[Stated goal] Without including any pictures, copy each entry below exactly.

BEGIN Input

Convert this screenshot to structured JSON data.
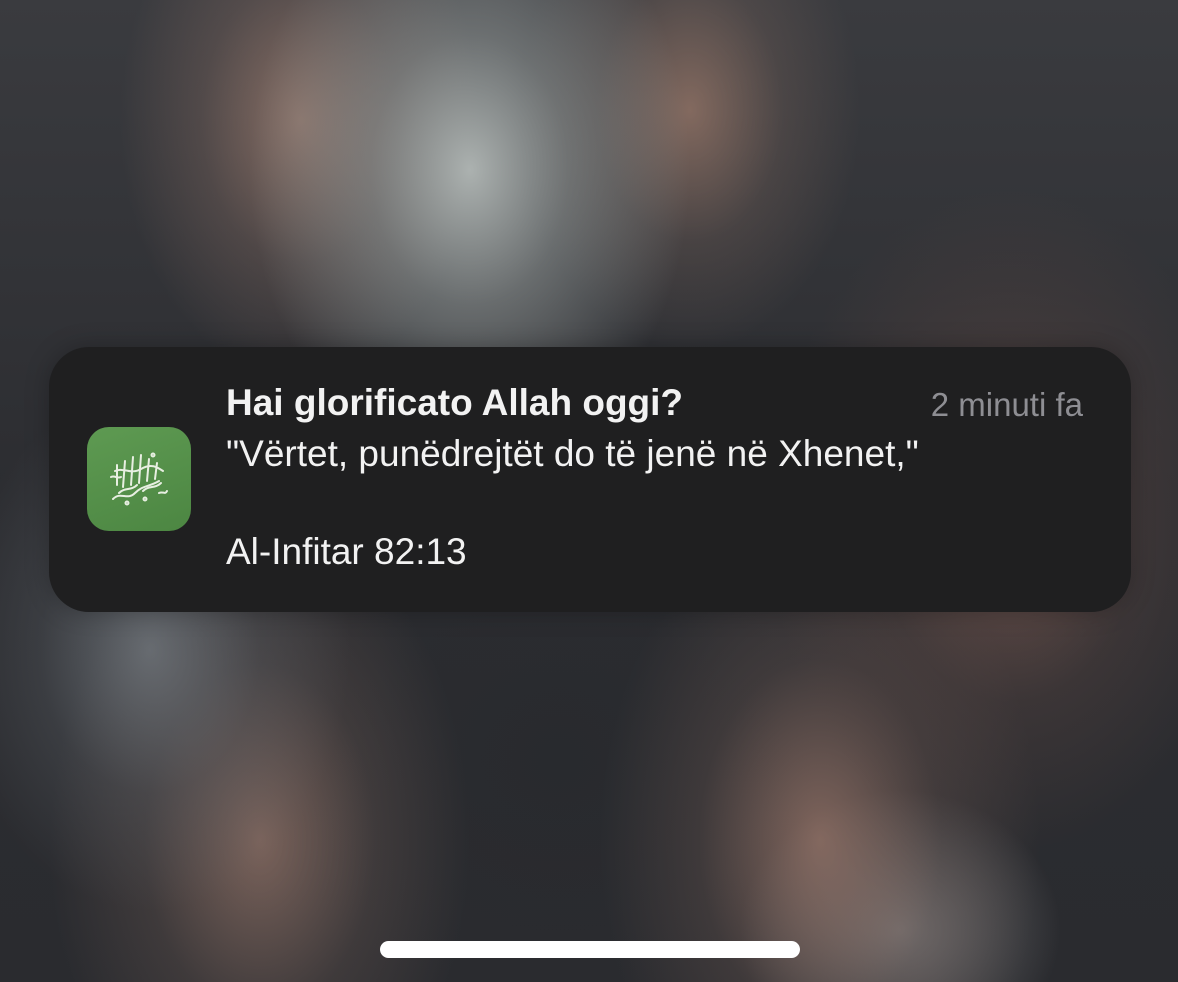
{
  "notification": {
    "title": "Hai glorificato Allah oggi?",
    "time": "2 minuti fa",
    "body": "\"Vërtet, punëdrejtët do të jenë në Xhenet,\"",
    "reference": "Al-Infitar 82:13",
    "app_icon": "quran-app-icon",
    "accent_color": "#4f8a45"
  }
}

END Input

[Output below]
Convert this screenshot to structured JSON data.
{
  "notification": {
    "title": "Hai glorificato Allah oggi?",
    "time": "2 minuti fa",
    "body": "\"Vërtet, punëdrejtët do të jenë në Xhenet,\"",
    "reference": "Al-Infitar 82:13",
    "app_icon": "quran-app-icon",
    "accent_color": "#4f8a45"
  }
}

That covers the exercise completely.